__PROBLEM STATEMENT__.
Find the lines that contain the word "STEEL" and copy each one.

__EXTRACTED DATA__.
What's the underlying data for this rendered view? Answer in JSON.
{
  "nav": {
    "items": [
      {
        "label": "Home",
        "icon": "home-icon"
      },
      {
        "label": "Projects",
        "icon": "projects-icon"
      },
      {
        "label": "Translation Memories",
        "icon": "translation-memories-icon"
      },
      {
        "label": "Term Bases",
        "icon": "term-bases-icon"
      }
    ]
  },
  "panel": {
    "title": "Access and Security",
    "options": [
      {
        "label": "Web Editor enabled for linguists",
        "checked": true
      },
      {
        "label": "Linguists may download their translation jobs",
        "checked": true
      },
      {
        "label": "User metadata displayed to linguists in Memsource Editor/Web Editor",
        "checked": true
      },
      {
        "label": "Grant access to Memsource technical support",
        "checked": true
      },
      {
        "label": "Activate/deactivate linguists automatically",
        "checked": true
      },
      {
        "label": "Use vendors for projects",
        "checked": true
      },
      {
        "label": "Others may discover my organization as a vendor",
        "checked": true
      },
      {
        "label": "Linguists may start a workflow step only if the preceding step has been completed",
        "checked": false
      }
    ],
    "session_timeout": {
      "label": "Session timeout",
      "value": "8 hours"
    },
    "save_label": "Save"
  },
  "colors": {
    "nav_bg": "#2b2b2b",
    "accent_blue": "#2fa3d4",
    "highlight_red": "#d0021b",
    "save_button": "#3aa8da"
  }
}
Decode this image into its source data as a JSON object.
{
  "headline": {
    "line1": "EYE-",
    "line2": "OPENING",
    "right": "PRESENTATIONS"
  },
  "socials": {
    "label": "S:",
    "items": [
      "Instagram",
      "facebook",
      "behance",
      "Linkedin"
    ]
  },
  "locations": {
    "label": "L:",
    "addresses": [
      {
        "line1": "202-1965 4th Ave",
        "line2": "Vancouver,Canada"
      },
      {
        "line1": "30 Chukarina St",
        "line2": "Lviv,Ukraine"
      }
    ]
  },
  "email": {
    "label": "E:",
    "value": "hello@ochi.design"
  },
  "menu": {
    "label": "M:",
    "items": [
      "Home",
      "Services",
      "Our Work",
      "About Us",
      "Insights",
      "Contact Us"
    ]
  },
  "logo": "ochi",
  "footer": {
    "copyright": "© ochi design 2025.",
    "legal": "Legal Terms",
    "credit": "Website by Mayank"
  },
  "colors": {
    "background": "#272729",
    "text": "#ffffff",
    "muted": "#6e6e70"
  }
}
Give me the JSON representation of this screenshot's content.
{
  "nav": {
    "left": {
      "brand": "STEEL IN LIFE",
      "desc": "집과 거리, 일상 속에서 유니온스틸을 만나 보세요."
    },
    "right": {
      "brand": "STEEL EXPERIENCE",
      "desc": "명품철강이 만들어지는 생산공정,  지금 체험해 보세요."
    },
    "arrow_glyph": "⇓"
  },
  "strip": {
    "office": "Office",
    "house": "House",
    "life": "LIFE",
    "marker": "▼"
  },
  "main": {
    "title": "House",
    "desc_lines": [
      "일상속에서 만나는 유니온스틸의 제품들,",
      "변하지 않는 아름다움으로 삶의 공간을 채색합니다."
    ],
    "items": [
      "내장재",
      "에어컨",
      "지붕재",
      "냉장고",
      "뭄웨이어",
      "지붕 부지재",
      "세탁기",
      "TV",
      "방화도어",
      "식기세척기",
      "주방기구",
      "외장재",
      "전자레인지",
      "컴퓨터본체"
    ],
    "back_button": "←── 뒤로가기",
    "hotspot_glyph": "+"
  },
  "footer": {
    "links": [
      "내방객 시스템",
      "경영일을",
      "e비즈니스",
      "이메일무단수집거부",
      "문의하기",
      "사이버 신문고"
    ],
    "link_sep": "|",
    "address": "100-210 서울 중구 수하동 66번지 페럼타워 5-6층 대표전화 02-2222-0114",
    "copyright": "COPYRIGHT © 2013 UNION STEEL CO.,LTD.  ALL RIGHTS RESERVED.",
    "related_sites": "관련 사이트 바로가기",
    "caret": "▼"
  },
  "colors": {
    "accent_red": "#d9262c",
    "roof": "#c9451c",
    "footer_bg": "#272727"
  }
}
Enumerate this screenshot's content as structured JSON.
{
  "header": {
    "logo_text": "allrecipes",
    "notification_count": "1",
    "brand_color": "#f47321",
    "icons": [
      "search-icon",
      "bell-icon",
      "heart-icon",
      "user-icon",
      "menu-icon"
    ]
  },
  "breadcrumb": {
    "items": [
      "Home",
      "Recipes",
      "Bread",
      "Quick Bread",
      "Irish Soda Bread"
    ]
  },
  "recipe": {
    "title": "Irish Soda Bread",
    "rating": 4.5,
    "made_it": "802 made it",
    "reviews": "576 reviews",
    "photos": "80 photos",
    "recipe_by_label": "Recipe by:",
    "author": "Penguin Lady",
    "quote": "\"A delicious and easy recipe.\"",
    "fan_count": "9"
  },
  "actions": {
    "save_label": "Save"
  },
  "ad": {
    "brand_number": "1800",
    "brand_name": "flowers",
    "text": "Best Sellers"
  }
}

__EXERCISE RESPONSE__.
      "brand": "STEEL IN LIFE",
      "brand": "STEEL EXPERIENCE",
    "copyright": "COPYRIGHT © 2013 UNION STEEL CO.,LTD.  ALL RIGHTS RESERVED.",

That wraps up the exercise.